====== RECORDED INFORMATION ======
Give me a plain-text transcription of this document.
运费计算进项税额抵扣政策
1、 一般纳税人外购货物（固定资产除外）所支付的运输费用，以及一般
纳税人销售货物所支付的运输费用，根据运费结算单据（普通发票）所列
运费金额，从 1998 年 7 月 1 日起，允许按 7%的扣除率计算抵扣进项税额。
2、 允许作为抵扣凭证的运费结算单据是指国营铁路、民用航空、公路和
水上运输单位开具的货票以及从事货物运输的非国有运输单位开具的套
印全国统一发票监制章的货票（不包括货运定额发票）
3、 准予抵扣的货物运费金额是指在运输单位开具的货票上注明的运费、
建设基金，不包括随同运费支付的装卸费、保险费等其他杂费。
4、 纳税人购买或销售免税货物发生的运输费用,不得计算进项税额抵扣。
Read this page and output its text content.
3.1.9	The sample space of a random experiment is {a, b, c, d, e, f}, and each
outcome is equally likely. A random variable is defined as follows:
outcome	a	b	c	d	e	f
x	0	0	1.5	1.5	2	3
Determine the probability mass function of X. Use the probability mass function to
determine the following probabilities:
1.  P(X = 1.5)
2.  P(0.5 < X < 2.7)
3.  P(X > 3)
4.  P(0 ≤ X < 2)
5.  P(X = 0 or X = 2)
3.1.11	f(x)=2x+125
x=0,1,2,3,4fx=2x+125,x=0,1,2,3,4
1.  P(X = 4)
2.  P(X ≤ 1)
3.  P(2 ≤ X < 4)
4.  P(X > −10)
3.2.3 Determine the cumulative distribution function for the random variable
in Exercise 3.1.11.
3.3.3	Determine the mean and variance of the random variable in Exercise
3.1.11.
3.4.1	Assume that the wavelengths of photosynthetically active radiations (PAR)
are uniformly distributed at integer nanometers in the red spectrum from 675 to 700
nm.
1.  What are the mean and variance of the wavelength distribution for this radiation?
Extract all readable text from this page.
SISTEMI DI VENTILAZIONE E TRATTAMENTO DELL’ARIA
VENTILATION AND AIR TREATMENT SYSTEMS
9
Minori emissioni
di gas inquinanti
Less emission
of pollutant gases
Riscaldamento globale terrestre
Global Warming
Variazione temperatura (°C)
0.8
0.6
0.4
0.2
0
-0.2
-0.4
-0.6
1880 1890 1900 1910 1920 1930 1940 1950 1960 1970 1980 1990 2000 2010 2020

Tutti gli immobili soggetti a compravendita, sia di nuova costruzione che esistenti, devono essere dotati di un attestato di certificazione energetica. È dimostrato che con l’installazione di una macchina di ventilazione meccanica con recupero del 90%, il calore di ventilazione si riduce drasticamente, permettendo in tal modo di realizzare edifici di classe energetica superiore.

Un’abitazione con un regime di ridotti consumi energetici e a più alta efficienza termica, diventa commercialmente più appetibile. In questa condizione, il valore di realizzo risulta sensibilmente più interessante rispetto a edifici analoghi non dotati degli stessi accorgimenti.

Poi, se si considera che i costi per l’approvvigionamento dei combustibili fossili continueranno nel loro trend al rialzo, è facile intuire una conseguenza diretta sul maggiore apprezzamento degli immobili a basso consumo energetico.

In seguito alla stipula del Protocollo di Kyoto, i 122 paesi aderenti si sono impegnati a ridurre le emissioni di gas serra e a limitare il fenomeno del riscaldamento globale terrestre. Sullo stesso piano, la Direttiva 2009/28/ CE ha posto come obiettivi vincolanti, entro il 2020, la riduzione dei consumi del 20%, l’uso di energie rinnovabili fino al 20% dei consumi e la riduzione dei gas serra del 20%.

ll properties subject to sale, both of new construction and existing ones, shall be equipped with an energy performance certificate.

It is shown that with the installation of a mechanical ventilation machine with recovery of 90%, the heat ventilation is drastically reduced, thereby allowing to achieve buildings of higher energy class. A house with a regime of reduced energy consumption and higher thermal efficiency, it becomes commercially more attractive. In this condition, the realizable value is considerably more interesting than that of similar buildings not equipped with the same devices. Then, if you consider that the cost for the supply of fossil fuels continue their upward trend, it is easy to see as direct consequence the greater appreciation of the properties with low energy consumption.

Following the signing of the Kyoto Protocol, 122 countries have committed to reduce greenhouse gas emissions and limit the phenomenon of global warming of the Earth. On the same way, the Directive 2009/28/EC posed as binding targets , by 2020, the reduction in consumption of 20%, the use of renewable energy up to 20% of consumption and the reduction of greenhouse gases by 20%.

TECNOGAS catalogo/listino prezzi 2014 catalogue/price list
======
§ **TASK**: Print the records above in full, exactly.

§ **SOLUTION TO THE PROBLEM**:
Give me a plain-text transcription of this document.
运费计算进项税额抵扣政策
1、 一般纳税人外购货物（固定资产除外）所支付的运输费用，以及一般
纳税人销售货物所支付的运输费用，根据运费结算单据（普通发票）所列
运费金额，从 1998 年 7 月 1 日起，允许按 7%的扣除率计算抵扣进项税额。
2、 允许作为抵扣凭证的运费结算单据是指国营铁路、民用航空、公路和
水上运输单位开具的货票以及从事货物运输的非国有运输单位开具的套
印全国统一发票监制章的货票（不包括货运定额发票）
3、 准予抵扣的货物运费金额是指在运输单位开具的货票上注明的运费、
建设基金，不包括随同运费支付的装卸费、保险费等其他杂费。
4、 纳税人购买或销售免税货物发生的运输费用,不得计算进项税额抵扣。
Read this page and output its text content.
3.1.9	The sample space of a random experiment is {a, b, c, d, e, f}, and each
outcome is equally likely. A random variable is defined as follows:
outcome	a	b	c	d	e	f
x	0	0	1.5	1.5	2	3
Determine the probability mass function of X. Use the probability mass function to
determine the following probabilities:
1.  P(X = 1.5)
2.  P(0.5 < X < 2.7)
3.  P(X > 3)
4.  P(0 ≤ X < 2)
5.  P(X = 0 or X = 2)
3.1.11	f(x)=2x+125
x=0,1,2,3,4fx=2x+125,x=0,1,2,3,4
1.  P(X = 4)
2.  P(X ≤ 1)
3.  P(2 ≤ X < 4)
4.  P(X > −10)
3.2.3 Determine the cumulative distribution function for the random variable
in Exercise 3.1.11.
3.3.3	Determine the mean and variance of the random variable in Exercise
3.1.11.
3.4.1	Assume that the wavelengths of photosynthetically active radiations (PAR)
are uniformly distributed at integer nanometers in the red spectrum from 675 to 700
nm.
1.  What are the mean and variance of the wavelength distribution for this radiation?
Extract all readable text from this page.
SISTEMI DI VENTILAZIONE E TRATTAMENTO DELL’ARIA
VENTILATION AND AIR TREATMENT SYSTEMS
9
Minori emissioni
di gas inquinanti
Less emission
of pollutant gases
Riscaldamento globale terrestre
Global Warming
Variazione temperatura (°C)
0.8
0.6
0.4
0.2
0
-0.2
-0.4
-0.6
1880 1890 1900 1910 1920 1930 1940 1950 1960 1970 1980 1990 2000 2010 2020

Tutti gli immobili soggetti a compravendita, sia di nuova costruzione che esistenti, devono essere dotati di un attestato di certificazione energetica. È dimostrato che con l’installazione di una macchina di ventilazione meccanica con recupero del 90%, il calore di ventilazione si riduce drasticamente, permettendo in tal modo di realizzare edifici di classe energetica superiore.

Un’abitazione con un regime di ridotti consumi energetici e a più alta efficienza termica, diventa commercialmente più appetibile. In questa condizione, il valore di realizzo risulta sensibilmente più interessante rispetto a edifici analoghi non dotati degli stessi accorgimenti.

Poi, se si considera che i costi per l’approvvigionamento dei combustibili fossili continueranno nel loro trend al rialzo, è facile intuire una conseguenza diretta sul maggiore apprezzamento degli immobili a basso consumo energetico.

In seguito alla stipula del Protocollo di Kyoto, i 122 paesi aderenti si sono impegnati a ridurre le emissioni di gas serra e a limitare il fenomeno del riscaldamento globale terrestre. Sullo stesso piano, la Direttiva 2009/28/ CE ha posto come obiettivi vincolanti, entro il 2020, la riduzione dei consumi del 20%, l’uso di energie rinnovabili fino al 20% dei consumi e la riduzione dei gas serra del 20%.

ll properties subject to sale, both of new construction and existing ones, shall be equipped with an energy performance certificate.

It is shown that with the installation of a mechanical ventilation machine with recovery of 90%, the heat ventilation is drastically reduced, thereby allowing to achieve buildings of higher energy class. A house with a regime of reduced energy consumption and higher thermal efficiency, it becomes commercially more attractive. In this condition, the realizable value is considerably more interesting than that of similar buildings not equipped with the same devices. Then, if you consider that the cost for the supply of fossil fuels continue their upward trend, it is easy to see as direct consequence the greater appreciation of the properties with low energy consumption.

Following the signing of the Kyoto Protocol, 122 countries have committed to reduce greenhouse gas emissions and limit the phenomenon of global warming of the Earth. On the same way, the Directive 2009/28/EC posed as binding targets , by 2020, the reduction in consumption of 20%, the use of renewable energy up to 20% of consumption and the reduction of greenhouse gases by 20%.

TECNOGAS catalogo/listino prezzi 2014 catalogue/price list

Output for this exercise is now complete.